[Data tied to figure images]
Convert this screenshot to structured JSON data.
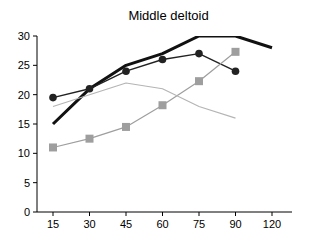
{
  "chart_data": {
    "type": "line",
    "title": "Middle deltoid",
    "categories": [
      "15",
      "30",
      "45",
      "60",
      "75",
      "90",
      "120"
    ],
    "ylim": [
      0,
      30
    ],
    "yticks": [
      0,
      5,
      10,
      15,
      20,
      25,
      30
    ],
    "series": [
      {
        "color": "#111111",
        "values": [
          15,
          21,
          25,
          27,
          30,
          30,
          28
        ]
      },
      {
        "color": "#222222",
        "marker": "circle",
        "values": [
          19.5,
          21,
          24,
          26,
          27,
          24,
          null
        ]
      },
      {
        "color": "#9e9e9e",
        "marker": "square",
        "values": [
          11,
          12.5,
          14.5,
          18.2,
          22.3,
          27.3,
          null
        ]
      },
      {
        "color": "#b4b4b4",
        "values": [
          18,
          20,
          22,
          21,
          18,
          16,
          null
        ]
      }
    ]
  }
}
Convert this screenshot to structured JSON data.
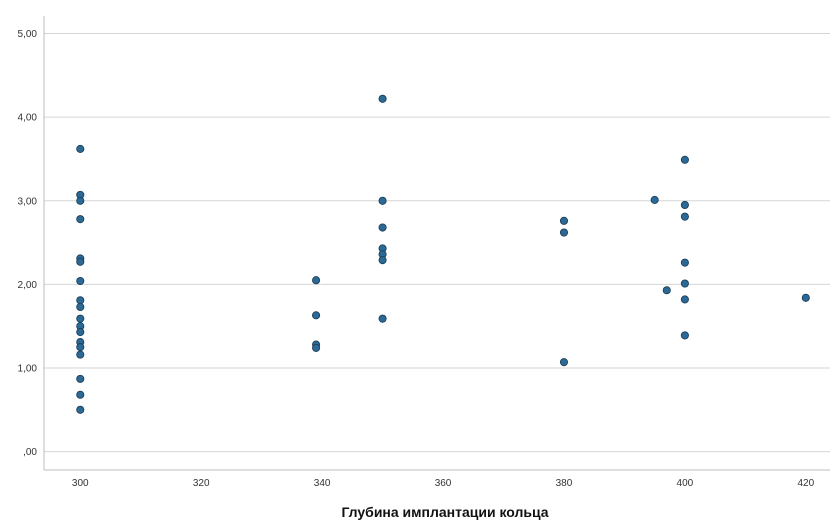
{
  "chart_data": {
    "type": "scatter",
    "title": "",
    "xlabel": "Глубина имплантации кольца",
    "ylabel": "",
    "xlim": [
      294,
      424
    ],
    "ylim": [
      -0.22,
      5.21
    ],
    "x_ticks": [
      300,
      320,
      340,
      360,
      380,
      400,
      420
    ],
    "x_tick_labels": [
      "300",
      "320",
      "340",
      "360",
      "380",
      "400",
      "420"
    ],
    "y_ticks": [
      0,
      1,
      2,
      3,
      4,
      5
    ],
    "y_tick_labels": [
      ",00",
      "1,00",
      "2,00",
      "3,00",
      "4,00",
      "5,00"
    ],
    "grid": "horizontal",
    "legend": "none",
    "marker_color": "#2b6a96",
    "marker_edge_color": "#1d3f5a",
    "grid_color": "#d6d6d6",
    "points": [
      {
        "x": 300,
        "y": 3.62
      },
      {
        "x": 300,
        "y": 3.07
      },
      {
        "x": 300,
        "y": 3.0
      },
      {
        "x": 300,
        "y": 2.78
      },
      {
        "x": 300,
        "y": 2.31
      },
      {
        "x": 300,
        "y": 2.27
      },
      {
        "x": 300,
        "y": 2.04
      },
      {
        "x": 300,
        "y": 1.81
      },
      {
        "x": 300,
        "y": 1.73
      },
      {
        "x": 300,
        "y": 1.59
      },
      {
        "x": 300,
        "y": 1.5
      },
      {
        "x": 300,
        "y": 1.43
      },
      {
        "x": 300,
        "y": 1.31
      },
      {
        "x": 300,
        "y": 1.25
      },
      {
        "x": 300,
        "y": 1.16
      },
      {
        "x": 300,
        "y": 0.87
      },
      {
        "x": 300,
        "y": 0.68
      },
      {
        "x": 300,
        "y": 0.5
      },
      {
        "x": 339,
        "y": 2.05
      },
      {
        "x": 339,
        "y": 1.63
      },
      {
        "x": 339,
        "y": 1.28
      },
      {
        "x": 339,
        "y": 1.24
      },
      {
        "x": 350,
        "y": 4.22
      },
      {
        "x": 350,
        "y": 3.0
      },
      {
        "x": 350,
        "y": 2.68
      },
      {
        "x": 350,
        "y": 2.43
      },
      {
        "x": 350,
        "y": 2.36
      },
      {
        "x": 350,
        "y": 2.29
      },
      {
        "x": 350,
        "y": 1.59
      },
      {
        "x": 380,
        "y": 2.76
      },
      {
        "x": 380,
        "y": 2.62
      },
      {
        "x": 380,
        "y": 1.07
      },
      {
        "x": 395,
        "y": 3.01
      },
      {
        "x": 397,
        "y": 1.93
      },
      {
        "x": 400,
        "y": 3.49
      },
      {
        "x": 400,
        "y": 2.95
      },
      {
        "x": 400,
        "y": 2.81
      },
      {
        "x": 400,
        "y": 2.26
      },
      {
        "x": 400,
        "y": 2.01
      },
      {
        "x": 400,
        "y": 1.82
      },
      {
        "x": 400,
        "y": 1.39
      },
      {
        "x": 420,
        "y": 1.84
      }
    ]
  }
}
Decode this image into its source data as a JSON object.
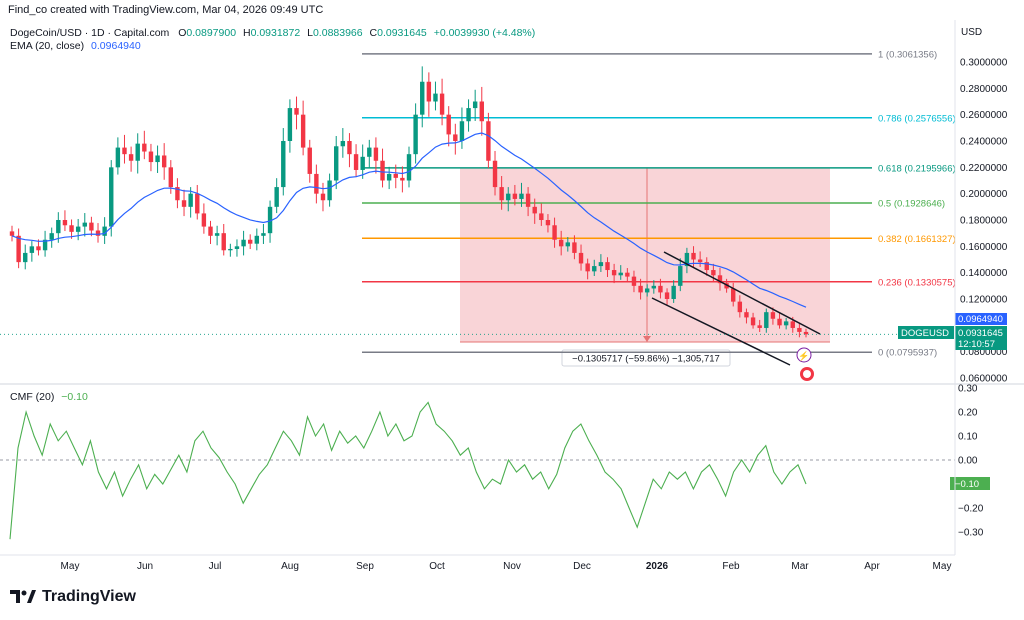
{
  "header": {
    "text": "Find_co created with TradingView.com, Mar 04, 2026 09:49 UTC"
  },
  "legend": {
    "symbol": "DogeCoin/USD · 1D · Capital.com",
    "o_label": "O",
    "o_value": "0.0897900",
    "h_label": "H",
    "h_value": "0.0931872",
    "l_label": "L",
    "l_value": "0.0883966",
    "c_label": "C",
    "c_value": "0.0931645",
    "change": "+0.0039930 (+4.48%)",
    "ema_label": "EMA (20, close)",
    "ema_value": "0.0964940"
  },
  "cmf_legend": {
    "label": "CMF (20)",
    "value": "−0.10"
  },
  "currency": "USD",
  "brand": "TradingView",
  "colors": {
    "up": "#089981",
    "down": "#f23645",
    "ema": "#2962ff",
    "cmf": "#4caf50",
    "fib_1": "#787b86",
    "fib_786": "#00bcd4",
    "fib_618": "#089981",
    "fib_5": "#4caf50",
    "fib_382": "#ff9800",
    "fib_236": "#f23645",
    "fib_0": "#787b86",
    "measure_fill": "#f7c5c9",
    "measure_line": "#e57373"
  },
  "chart_data": [
    {
      "type": "candlestick",
      "title": "DogeCoin/USD · 1D · Capital.com",
      "x_labels": [
        "May",
        "Jun",
        "Jul",
        "Aug",
        "Sep",
        "Oct",
        "Nov",
        "Dec",
        "2026",
        "Feb",
        "Mar",
        "Apr",
        "May"
      ],
      "y_ticks": [
        "0.3000000",
        "0.2800000",
        "0.2600000",
        "0.2400000",
        "0.2200000",
        "0.2000000",
        "0.1800000",
        "0.1600000",
        "0.1400000",
        "0.1200000",
        "0.0800000",
        "0.0600000"
      ],
      "ylim": [
        0.06,
        0.305
      ],
      "series": [
        {
          "name": "DogeCoin/USD",
          "closes": [
            0.168,
            0.148,
            0.155,
            0.16,
            0.157,
            0.165,
            0.17,
            0.18,
            0.176,
            0.171,
            0.175,
            0.178,
            0.172,
            0.168,
            0.175,
            0.22,
            0.235,
            0.23,
            0.225,
            0.238,
            0.232,
            0.224,
            0.229,
            0.22,
            0.205,
            0.195,
            0.19,
            0.2,
            0.185,
            0.175,
            0.168,
            0.17,
            0.157,
            0.158,
            0.16,
            0.165,
            0.162,
            0.168,
            0.17,
            0.19,
            0.205,
            0.24,
            0.265,
            0.26,
            0.235,
            0.215,
            0.2,
            0.195,
            0.21,
            0.236,
            0.24,
            0.23,
            0.218,
            0.228,
            0.235,
            0.225,
            0.21,
            0.215,
            0.212,
            0.21,
            0.23,
            0.26,
            0.285,
            0.27,
            0.276,
            0.26,
            0.245,
            0.24,
            0.255,
            0.265,
            0.27,
            0.255,
            0.225,
            0.205,
            0.195,
            0.2,
            0.196,
            0.2,
            0.19,
            0.185,
            0.18,
            0.176,
            0.165,
            0.16,
            0.163,
            0.155,
            0.147,
            0.141,
            0.145,
            0.148,
            0.142,
            0.138,
            0.14,
            0.137,
            0.13,
            0.125,
            0.128,
            0.13,
            0.125,
            0.12,
            0.13,
            0.145,
            0.155,
            0.15,
            0.148,
            0.142,
            0.138,
            0.132,
            0.128,
            0.118,
            0.11,
            0.106,
            0.1,
            0.098,
            0.11,
            0.105,
            0.1,
            0.103,
            0.098,
            0.095,
            0.0931645
          ],
          "ema_last": 0.096494,
          "last_close": 0.0931645
        }
      ],
      "fibonacci": [
        {
          "label": "1 (0.3061356)",
          "value": 0.3061356
        },
        {
          "label": "0.786 (0.2576556)",
          "value": 0.2576556
        },
        {
          "label": "0.618 (0.2195966)",
          "value": 0.2195966
        },
        {
          "label": "0.5 (0.1928646)",
          "value": 0.1928646
        },
        {
          "label": "0.382 (0.1661327)",
          "value": 0.1661327
        },
        {
          "label": "0.236 (0.1330575)",
          "value": 0.1330575
        },
        {
          "label": "0 (0.0795937)",
          "value": 0.0795937
        }
      ],
      "measure": {
        "from": 0.2195966,
        "to": 0.089,
        "label": "−0.1305717 (−59.86%) −1,305,717"
      },
      "price_tags": [
        {
          "label": "0.0964940"
        },
        {
          "label": "DOGEUSD"
        },
        {
          "label": "0.0931645"
        },
        {
          "label": "12:10:57"
        }
      ]
    },
    {
      "type": "line",
      "title": "CMF (20)",
      "y_ticks": [
        "0.30",
        "0.20",
        "0.10",
        "0.00",
        "−0.10",
        "−0.20",
        "−0.30"
      ],
      "ylim": [
        -0.34,
        0.3
      ],
      "series": [
        {
          "name": "CMF (20)",
          "values": [
            -0.33,
            0.05,
            0.2,
            0.1,
            0.02,
            0.15,
            0.08,
            0.12,
            0.05,
            -0.02,
            0.08,
            -0.05,
            -0.12,
            -0.05,
            -0.15,
            -0.08,
            -0.02,
            -0.12,
            -0.06,
            -0.1,
            -0.04,
            0.02,
            -0.05,
            0.08,
            0.12,
            0.05,
            0.01,
            -0.05,
            -0.1,
            -0.18,
            -0.12,
            -0.06,
            -0.02,
            0.05,
            0.12,
            0.08,
            0.02,
            0.18,
            0.1,
            0.15,
            0.04,
            0.12,
            0.07,
            0.1,
            0.05,
            0.12,
            0.2,
            0.1,
            0.15,
            0.08,
            0.1,
            0.2,
            0.24,
            0.15,
            0.12,
            0.08,
            0.02,
            0.05,
            -0.05,
            -0.12,
            -0.08,
            -0.1,
            0.0,
            -0.05,
            -0.02,
            -0.08,
            -0.05,
            -0.12,
            -0.06,
            0.05,
            0.12,
            0.15,
            0.08,
            0.02,
            -0.05,
            -0.08,
            -0.12,
            -0.2,
            -0.28,
            -0.18,
            -0.08,
            -0.12,
            -0.05,
            -0.08,
            -0.05,
            -0.12,
            -0.05,
            -0.02,
            -0.08,
            -0.15,
            -0.05,
            0.0,
            -0.05,
            0.02,
            0.06,
            -0.05,
            -0.1,
            -0.05,
            -0.02,
            -0.1
          ],
          "last": -0.1
        }
      ]
    }
  ]
}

DO THIS:
Gather all lines of the records that include the word "Capital".

OUTPUT:
    "symbol": "DogeCoin/USD · 1D · Capital.com",
      "title": "DogeCoin/USD · 1D · Capital.com",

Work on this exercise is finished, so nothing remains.